* **Texto**

"""

Los ambientalistas somos bichos raros. La gente normal se refiere a nosotros como un grupo, una minoría, e incluso como si fuéramos una secta.
Algunos nos dicen ecologistas, otros nos dicen verdes, pero el denominador común es una mezcla de utopía, desinformación y ganas de cambiar un mundo que o no cambia o que no sabemos cambiar.
Es decir, unos fracasados peligrosos. Unos “irresponsables” como nos dijo su excelencia a través de los micrófonos del empresariado desde la tribuna. Gente que se opone a todo, que dificulta el progreso. Incoherentes, además, porque claramente también usan energía pero se oponen a ella.
Somos culpables del desempleo, del retraso en la incorporación de nuevas tecnologías. Nos financian turistas millonarios que quieren conservar sus ríos -con énfasis en la propiedad de los ríos- y sus bosques -nuevamente con énfasis en la propiedad de esos bosques- e ingenuamente, o peor, maquiavélicamente aceptamos entrar en ese juego.
Somos parte de un debate trunco, mentiroso e imparcial. Hay que dudar de lo que decimos, porque detrás nuestro hay pocas cifras, poco gráfico más bien sólo palabras. Y estamos francamente equivocados al plantear que hay caminos alternativos. El más educado será quien nos descalifique por señalar que esas “alternativas verdes” que tanto nos gustan son caras, inviables o lentas de incorporar.
Cuando hacemos propuestas nos dicen que igual nos oponemos a todo. Que todo proyecto implica costos, y que finalmente no se puede confiar en nosotros porque tenemos esta inagotable motivación para patalear.
Y sin embargo en todo el mundo nuestros logros son gigantescos. Y son en este mundo, en este planeta, y en este “modelo” económico, social y cultural. Con éstas reglas del juego estamos doblándole la mano a la energía nuclear, parando el consumo de carne de ballena, defendiendo los bosques, evitando la desertificación, promocionando iniciativas de pesca sustentable.

"""

* **Tarea a realizar**
Copia de manera literal todo el fragmento del texto sobre los ambientalistas que va desde "Los ambientalistas somos" hasta "no sabemos cambiar.". Las líneas a continuación proceden de otra fuente.

Datos de detección del diseño de documentos:
"""

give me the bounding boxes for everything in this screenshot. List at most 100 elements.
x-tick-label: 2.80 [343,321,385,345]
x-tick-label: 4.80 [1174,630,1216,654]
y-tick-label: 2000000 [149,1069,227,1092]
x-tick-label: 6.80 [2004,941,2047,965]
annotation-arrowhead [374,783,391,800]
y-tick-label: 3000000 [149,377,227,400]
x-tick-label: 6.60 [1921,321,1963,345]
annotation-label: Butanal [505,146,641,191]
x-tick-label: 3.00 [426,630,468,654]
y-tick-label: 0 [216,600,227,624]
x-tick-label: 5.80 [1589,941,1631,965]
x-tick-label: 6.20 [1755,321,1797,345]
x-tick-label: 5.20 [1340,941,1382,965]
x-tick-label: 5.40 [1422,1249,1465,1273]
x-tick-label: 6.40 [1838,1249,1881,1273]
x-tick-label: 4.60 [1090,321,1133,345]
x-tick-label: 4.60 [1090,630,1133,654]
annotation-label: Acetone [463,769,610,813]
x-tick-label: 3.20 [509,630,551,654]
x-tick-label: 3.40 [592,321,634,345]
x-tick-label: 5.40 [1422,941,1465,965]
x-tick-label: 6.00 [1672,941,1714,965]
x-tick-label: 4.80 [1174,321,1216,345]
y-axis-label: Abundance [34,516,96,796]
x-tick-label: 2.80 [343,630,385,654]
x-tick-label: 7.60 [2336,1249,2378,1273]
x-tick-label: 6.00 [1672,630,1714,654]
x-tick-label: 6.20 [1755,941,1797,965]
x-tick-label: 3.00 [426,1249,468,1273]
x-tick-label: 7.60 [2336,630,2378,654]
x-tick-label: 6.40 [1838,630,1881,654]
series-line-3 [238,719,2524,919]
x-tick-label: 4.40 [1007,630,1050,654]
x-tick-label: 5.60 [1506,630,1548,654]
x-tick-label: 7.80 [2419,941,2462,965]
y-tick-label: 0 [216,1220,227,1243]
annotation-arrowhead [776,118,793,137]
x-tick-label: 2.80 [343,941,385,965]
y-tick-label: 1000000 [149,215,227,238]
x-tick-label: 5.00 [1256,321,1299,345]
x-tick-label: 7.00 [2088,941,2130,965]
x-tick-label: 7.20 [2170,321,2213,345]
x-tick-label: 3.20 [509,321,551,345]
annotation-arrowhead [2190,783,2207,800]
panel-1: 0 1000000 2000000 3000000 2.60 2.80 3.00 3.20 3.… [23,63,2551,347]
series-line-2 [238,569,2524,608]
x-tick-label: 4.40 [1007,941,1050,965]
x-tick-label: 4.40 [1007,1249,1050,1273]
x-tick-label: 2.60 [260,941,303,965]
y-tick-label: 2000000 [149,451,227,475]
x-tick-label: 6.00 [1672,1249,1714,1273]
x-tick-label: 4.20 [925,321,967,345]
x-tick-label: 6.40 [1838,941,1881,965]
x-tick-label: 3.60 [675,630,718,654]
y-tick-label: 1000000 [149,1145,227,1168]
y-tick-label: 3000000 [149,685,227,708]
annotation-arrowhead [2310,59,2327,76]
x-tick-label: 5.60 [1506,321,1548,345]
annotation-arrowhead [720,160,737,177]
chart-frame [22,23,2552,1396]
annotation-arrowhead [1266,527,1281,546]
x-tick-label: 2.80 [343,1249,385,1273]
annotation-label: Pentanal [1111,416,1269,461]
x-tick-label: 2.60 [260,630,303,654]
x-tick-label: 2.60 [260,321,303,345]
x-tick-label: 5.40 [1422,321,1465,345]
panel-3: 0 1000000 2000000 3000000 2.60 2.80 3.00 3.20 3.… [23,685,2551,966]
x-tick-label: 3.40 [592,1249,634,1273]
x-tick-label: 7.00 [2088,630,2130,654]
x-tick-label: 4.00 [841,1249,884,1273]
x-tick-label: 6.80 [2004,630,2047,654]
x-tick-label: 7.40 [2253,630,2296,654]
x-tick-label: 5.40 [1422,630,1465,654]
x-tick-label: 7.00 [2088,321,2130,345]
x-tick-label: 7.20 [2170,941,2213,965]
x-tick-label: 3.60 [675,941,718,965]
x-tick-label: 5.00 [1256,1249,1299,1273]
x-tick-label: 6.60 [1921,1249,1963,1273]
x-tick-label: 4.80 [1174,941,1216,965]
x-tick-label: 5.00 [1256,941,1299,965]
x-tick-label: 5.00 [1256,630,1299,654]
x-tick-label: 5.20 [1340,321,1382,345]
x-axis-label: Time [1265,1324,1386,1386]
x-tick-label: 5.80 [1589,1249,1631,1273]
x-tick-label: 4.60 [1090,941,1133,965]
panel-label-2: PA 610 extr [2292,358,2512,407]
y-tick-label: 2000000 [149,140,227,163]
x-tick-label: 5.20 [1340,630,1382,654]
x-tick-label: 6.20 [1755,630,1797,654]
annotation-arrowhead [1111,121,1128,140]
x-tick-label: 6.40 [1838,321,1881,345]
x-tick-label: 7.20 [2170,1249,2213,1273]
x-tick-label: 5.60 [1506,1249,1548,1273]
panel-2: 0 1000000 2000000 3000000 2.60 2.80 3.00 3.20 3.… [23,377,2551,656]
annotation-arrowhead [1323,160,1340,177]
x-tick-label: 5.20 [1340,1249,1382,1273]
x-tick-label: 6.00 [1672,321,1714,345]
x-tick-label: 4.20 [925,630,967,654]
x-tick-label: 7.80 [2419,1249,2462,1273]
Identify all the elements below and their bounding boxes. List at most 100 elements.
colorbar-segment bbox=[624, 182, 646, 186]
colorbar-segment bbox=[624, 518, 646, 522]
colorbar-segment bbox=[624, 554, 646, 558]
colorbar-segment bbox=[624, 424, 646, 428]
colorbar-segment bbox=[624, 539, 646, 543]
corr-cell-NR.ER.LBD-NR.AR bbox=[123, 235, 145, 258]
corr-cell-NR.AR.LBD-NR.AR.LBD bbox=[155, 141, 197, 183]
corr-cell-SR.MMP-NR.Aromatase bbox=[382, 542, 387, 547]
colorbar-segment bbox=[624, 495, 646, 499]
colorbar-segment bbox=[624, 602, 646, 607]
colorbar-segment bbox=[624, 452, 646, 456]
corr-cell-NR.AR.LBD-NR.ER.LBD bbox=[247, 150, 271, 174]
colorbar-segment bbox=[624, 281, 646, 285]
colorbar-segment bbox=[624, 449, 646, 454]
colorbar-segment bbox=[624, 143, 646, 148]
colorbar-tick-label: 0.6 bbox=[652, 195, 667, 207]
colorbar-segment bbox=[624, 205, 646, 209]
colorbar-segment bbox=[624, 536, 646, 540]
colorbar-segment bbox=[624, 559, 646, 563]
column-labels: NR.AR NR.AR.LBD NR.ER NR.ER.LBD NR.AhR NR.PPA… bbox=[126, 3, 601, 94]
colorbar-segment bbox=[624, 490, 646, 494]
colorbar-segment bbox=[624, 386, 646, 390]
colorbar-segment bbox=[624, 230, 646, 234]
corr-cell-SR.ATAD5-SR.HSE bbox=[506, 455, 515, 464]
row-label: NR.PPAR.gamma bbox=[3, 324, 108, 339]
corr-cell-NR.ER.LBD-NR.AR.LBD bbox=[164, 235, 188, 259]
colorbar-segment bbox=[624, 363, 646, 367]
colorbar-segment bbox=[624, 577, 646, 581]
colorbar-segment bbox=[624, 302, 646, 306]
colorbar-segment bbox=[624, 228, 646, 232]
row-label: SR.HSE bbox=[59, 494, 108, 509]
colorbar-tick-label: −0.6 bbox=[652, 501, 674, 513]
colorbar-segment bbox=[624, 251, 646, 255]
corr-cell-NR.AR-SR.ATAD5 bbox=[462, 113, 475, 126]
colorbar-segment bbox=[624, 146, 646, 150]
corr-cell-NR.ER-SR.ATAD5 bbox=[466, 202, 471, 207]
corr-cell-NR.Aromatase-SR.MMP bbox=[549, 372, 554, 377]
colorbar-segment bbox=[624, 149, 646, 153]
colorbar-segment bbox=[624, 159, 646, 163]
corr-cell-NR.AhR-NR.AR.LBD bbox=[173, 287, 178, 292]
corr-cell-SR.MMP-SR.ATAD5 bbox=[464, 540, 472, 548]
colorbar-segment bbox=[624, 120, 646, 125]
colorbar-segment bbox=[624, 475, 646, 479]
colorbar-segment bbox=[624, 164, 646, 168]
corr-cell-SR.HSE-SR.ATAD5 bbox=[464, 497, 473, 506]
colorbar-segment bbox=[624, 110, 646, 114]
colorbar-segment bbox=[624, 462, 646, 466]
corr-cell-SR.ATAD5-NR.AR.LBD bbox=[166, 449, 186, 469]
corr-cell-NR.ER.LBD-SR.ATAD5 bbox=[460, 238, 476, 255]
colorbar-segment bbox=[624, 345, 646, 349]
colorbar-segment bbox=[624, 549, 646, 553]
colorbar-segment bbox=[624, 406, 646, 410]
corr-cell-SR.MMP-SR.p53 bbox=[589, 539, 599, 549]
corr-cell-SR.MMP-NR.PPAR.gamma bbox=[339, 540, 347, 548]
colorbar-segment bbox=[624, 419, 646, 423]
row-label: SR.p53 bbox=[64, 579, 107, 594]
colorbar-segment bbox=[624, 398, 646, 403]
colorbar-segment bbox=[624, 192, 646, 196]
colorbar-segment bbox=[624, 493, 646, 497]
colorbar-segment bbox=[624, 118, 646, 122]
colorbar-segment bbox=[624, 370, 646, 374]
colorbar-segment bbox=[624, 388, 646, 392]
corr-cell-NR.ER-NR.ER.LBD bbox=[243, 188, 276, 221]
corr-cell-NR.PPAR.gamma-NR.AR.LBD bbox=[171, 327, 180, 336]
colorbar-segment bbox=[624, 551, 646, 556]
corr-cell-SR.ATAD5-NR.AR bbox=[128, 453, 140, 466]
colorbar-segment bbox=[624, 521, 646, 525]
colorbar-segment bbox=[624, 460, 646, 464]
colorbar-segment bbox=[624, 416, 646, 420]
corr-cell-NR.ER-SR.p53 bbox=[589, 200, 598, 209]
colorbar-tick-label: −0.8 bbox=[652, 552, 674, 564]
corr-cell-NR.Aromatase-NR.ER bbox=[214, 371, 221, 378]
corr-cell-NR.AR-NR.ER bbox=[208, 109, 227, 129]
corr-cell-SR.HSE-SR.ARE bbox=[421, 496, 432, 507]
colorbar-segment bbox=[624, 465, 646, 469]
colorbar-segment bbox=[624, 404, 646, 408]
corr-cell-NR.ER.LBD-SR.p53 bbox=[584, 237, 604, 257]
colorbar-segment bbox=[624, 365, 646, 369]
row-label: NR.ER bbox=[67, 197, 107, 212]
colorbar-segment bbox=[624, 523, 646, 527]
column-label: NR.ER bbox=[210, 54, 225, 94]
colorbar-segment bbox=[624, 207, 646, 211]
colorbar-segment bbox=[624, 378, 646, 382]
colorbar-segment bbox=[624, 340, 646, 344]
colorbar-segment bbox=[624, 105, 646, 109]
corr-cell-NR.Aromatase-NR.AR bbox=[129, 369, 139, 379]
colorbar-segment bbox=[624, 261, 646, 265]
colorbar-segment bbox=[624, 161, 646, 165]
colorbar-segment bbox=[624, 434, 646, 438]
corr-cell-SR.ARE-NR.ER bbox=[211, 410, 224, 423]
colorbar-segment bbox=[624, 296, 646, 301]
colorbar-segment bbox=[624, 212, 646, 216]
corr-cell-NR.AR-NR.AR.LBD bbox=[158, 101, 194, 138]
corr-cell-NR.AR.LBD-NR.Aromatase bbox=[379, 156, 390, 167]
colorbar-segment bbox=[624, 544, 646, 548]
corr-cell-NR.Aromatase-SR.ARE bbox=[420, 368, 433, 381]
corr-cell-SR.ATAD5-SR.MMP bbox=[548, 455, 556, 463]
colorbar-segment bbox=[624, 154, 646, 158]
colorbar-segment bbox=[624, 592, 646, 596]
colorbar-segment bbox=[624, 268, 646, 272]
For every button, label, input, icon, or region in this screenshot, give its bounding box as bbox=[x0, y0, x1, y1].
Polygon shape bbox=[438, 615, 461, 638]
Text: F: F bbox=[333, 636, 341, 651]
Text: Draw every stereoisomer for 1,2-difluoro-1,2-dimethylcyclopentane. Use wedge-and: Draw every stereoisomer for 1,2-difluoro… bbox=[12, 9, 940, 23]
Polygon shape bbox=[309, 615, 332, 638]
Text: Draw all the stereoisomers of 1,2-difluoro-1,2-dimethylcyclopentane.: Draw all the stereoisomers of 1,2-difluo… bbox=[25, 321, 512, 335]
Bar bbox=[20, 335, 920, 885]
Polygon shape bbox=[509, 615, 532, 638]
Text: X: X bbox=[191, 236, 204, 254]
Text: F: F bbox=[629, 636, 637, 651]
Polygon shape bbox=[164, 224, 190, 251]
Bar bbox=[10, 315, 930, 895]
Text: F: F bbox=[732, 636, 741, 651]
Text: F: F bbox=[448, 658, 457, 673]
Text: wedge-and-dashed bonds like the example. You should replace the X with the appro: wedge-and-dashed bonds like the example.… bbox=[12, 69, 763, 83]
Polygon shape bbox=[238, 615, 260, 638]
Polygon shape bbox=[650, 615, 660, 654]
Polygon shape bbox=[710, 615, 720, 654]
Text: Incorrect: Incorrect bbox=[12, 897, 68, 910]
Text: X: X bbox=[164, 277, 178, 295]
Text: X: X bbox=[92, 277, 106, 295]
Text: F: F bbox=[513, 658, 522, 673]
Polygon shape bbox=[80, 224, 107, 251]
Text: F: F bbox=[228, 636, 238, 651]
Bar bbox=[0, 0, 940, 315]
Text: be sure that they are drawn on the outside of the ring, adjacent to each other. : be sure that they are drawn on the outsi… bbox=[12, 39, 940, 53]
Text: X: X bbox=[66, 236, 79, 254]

"""

* **Resultado**
Los ambientalistas somos bichos raros. La gente normal se refiere a nosotros como un grupo, una minoría, e incluso como si fuéramos una secta.
Algunos nos dicen ecologistas, otros nos dicen verdes, pero el denominador común es una mezcla de utopía, desinformación y ganas de cambiar un mundo que o no cambia o que no sabemos cambiar.